» EXERCISE AIM
Reproduce verbatim every line from the one that includes "Decode this chart: output" to the closing line of the entries; omit everything before it.

Figure record listings
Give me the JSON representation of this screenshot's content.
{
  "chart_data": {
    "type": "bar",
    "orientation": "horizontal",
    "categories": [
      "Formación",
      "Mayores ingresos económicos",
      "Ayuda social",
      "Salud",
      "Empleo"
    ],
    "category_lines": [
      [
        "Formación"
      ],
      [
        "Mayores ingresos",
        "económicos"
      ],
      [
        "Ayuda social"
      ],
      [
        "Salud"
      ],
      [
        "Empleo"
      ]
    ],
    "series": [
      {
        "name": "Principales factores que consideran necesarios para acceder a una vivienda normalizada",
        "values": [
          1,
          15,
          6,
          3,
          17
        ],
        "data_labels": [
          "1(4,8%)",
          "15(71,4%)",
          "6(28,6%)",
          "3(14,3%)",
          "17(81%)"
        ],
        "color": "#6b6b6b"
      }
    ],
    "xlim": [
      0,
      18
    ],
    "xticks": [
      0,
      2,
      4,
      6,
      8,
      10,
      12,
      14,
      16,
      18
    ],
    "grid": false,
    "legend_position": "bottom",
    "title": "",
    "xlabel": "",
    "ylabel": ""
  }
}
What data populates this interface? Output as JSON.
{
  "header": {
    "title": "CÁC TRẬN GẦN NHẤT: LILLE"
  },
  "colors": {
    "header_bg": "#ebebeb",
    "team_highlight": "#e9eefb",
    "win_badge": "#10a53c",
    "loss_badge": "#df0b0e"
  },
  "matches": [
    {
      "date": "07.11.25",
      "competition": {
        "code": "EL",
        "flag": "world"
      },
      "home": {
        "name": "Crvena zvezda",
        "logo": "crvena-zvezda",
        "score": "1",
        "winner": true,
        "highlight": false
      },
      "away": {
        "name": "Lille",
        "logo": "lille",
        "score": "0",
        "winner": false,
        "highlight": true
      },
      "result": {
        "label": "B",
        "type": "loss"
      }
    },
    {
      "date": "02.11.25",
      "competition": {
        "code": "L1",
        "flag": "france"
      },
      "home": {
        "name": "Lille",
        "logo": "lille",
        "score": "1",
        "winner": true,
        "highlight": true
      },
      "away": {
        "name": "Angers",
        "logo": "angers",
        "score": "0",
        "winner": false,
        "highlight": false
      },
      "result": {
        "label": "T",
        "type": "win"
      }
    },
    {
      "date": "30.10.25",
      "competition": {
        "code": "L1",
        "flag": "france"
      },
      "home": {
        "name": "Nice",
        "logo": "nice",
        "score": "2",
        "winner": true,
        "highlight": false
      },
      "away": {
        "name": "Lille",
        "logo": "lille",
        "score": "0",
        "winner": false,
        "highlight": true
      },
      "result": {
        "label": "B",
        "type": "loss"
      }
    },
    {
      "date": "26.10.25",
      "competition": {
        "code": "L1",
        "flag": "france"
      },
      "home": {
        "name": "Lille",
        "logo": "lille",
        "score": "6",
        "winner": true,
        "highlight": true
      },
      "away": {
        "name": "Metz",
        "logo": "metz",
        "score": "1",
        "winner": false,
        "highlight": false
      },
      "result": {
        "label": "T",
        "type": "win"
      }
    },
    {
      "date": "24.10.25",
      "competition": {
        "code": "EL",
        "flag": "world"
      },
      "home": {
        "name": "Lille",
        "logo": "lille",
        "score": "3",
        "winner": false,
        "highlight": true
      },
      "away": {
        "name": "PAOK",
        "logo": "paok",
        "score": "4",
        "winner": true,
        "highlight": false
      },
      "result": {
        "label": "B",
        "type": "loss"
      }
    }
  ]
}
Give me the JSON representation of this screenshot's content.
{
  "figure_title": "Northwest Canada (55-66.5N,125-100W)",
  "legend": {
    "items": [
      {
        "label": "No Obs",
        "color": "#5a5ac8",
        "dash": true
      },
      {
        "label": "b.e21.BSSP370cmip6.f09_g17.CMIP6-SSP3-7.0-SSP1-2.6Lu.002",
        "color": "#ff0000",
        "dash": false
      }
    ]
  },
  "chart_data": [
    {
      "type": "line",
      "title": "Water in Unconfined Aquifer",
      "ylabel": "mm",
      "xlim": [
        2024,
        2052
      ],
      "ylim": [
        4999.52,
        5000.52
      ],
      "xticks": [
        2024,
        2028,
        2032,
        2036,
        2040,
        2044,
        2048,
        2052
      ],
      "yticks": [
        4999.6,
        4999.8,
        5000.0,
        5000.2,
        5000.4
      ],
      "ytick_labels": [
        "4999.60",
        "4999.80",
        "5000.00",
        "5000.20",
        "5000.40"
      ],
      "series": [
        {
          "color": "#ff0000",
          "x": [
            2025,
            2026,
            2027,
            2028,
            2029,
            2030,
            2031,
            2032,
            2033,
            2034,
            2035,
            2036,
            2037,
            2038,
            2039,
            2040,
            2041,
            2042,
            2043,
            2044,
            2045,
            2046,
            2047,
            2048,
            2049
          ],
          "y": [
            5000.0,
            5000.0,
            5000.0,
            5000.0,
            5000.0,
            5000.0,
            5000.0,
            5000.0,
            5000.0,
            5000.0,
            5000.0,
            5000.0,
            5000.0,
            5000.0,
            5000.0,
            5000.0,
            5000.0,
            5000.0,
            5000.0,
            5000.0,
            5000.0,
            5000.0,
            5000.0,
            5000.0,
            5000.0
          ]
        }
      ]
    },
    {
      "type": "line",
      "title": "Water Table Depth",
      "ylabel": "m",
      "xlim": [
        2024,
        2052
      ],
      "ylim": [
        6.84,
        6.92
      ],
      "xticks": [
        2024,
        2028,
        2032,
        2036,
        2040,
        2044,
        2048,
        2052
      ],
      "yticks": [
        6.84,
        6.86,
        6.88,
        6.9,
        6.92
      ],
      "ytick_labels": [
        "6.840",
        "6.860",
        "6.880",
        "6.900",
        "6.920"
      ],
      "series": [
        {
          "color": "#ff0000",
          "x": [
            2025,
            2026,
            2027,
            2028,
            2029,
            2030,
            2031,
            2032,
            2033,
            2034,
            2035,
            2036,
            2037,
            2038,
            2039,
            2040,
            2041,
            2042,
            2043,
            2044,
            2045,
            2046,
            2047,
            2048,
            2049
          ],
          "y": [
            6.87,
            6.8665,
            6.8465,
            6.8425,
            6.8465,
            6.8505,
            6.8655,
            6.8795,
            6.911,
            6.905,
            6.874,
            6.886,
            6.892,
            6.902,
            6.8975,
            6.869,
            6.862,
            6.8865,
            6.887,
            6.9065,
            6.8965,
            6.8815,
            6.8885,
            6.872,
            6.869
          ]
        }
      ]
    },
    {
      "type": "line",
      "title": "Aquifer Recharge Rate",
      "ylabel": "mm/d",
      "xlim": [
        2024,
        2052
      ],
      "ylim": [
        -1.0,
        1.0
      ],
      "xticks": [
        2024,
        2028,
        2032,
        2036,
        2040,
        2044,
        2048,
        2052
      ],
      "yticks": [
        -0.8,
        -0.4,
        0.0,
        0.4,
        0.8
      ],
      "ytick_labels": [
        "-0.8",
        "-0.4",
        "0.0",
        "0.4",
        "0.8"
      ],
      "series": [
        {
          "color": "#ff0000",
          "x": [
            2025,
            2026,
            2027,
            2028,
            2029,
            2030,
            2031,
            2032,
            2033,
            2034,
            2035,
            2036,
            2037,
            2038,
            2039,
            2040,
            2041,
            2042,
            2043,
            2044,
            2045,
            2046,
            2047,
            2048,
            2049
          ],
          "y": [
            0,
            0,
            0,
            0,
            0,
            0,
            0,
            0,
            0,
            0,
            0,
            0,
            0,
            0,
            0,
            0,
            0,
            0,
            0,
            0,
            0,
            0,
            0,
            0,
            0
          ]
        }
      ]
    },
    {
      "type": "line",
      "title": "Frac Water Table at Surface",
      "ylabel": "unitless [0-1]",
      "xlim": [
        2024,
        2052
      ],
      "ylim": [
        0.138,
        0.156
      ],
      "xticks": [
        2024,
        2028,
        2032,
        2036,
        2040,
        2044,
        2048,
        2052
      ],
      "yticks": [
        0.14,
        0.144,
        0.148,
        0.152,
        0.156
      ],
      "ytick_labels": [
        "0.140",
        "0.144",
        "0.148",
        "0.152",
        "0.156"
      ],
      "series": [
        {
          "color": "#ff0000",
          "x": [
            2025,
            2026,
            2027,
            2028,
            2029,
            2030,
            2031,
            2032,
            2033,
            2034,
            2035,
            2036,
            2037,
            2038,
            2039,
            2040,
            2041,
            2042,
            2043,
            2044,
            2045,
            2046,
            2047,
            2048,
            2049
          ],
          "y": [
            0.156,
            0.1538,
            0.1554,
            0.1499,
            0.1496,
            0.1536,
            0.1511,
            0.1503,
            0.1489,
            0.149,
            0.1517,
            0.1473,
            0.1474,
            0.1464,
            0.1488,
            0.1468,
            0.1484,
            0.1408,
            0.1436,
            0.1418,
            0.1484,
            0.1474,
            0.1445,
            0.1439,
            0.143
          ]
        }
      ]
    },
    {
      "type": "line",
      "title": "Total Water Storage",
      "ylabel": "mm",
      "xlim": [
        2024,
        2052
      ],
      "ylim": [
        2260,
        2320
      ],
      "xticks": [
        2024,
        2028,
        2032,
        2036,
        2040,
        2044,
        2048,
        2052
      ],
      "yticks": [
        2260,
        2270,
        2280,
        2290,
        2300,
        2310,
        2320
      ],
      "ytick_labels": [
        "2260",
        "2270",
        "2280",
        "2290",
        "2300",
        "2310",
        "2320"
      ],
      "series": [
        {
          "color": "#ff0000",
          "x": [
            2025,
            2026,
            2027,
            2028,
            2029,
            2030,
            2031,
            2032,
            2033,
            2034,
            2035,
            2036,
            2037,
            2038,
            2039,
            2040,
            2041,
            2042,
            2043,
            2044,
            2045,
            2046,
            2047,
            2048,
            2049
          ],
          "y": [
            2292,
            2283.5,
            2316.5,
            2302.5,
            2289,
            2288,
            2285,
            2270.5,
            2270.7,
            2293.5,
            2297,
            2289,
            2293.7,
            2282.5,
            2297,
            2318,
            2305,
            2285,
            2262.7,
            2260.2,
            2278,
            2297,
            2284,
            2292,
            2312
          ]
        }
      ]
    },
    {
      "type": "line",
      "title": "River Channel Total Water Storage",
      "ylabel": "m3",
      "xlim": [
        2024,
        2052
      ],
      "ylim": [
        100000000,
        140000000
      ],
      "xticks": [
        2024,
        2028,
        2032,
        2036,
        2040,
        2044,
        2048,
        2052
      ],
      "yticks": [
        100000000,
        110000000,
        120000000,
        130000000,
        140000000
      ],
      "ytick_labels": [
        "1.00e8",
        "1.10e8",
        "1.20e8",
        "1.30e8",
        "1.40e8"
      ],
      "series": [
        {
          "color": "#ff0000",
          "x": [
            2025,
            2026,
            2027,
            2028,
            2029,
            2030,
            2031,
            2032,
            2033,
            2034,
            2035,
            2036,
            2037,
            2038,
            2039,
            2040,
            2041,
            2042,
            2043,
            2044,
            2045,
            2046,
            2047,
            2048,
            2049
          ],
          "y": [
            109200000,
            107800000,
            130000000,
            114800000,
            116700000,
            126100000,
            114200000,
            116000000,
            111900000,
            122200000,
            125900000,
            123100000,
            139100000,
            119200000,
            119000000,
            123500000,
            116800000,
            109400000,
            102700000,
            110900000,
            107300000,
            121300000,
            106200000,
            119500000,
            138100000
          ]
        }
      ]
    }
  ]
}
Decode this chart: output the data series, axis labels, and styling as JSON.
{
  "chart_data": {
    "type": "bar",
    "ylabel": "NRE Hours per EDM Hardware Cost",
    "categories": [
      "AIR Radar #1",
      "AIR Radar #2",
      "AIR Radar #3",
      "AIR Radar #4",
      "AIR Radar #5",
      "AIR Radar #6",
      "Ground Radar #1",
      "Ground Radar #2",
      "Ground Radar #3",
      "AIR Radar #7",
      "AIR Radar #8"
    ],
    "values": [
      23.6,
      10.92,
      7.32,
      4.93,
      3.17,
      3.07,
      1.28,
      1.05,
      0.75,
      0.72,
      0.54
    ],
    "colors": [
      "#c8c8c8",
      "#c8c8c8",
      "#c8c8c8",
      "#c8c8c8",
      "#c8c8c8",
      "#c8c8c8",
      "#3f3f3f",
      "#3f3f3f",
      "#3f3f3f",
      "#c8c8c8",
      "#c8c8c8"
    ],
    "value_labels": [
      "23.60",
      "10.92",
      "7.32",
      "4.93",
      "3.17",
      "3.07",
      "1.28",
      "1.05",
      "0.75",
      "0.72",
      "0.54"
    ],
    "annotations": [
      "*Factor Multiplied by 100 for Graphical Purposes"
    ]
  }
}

» ANSWER TO THE PROBLEM
Decode this chart: output the data series, axis labels, and styling as JSON.
{
  "chart_data": {
    "type": "bar",
    "ylabel": "NRE Hours per EDM Hardware Cost",
    "categories": [
      "AIR Radar #1",
      "AIR Radar #2",
      "AIR Radar #3",
      "AIR Radar #4",
      "AIR Radar #5",
      "AIR Radar #6",
      "Ground Radar #1",
      "Ground Radar #2",
      "Ground Radar #3",
      "AIR Radar #7",
      "AIR Radar #8"
    ],
    "values": [
      23.6,
      10.92,
      7.32,
      4.93,
      3.17,
      3.07,
      1.28,
      1.05,
      0.75,
      0.72,
      0.54
    ],
    "colors": [
      "#c8c8c8",
      "#c8c8c8",
      "#c8c8c8",
      "#c8c8c8",
      "#c8c8c8",
      "#c8c8c8",
      "#3f3f3f",
      "#3f3f3f",
      "#3f3f3f",
      "#c8c8c8",
      "#c8c8c8"
    ],
    "value_labels": [
      "23.60",
      "10.92",
      "7.32",
      "4.93",
      "3.17",
      "3.07",
      "1.28",
      "1.05",
      "0.75",
      "0.72",
      "0.54"
    ],
    "annotations": [
      "*Factor Multiplied by 100 for Graphical Purposes"
    ]
  }
}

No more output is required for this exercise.